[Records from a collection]
==*==

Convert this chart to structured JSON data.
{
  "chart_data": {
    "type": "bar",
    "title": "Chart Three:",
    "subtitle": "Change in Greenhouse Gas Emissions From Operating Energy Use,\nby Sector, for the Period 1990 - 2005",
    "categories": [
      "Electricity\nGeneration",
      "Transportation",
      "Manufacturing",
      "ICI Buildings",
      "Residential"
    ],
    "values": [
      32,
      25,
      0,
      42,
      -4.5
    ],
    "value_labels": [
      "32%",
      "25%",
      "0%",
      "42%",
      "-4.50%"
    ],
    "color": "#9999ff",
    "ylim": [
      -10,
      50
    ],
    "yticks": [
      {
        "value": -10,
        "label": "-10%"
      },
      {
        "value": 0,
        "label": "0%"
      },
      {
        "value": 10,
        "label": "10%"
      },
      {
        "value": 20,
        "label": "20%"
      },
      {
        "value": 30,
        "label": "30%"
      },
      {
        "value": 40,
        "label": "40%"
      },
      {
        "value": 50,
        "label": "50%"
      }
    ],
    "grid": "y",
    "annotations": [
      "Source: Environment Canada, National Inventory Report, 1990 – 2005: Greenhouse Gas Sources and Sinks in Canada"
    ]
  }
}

==*==

Report back each line of the entries that holds the string "Greenhouse".

    "subtitle": "Change in Greenhouse Gas Emissions From Operating Energy Use,\nby Sector, for the Period 1990 - 2005",
      "Source: Environment Canada, National Inventory Report, 1990 – 2005: Greenhouse Gas Sources and Sinks in Canada"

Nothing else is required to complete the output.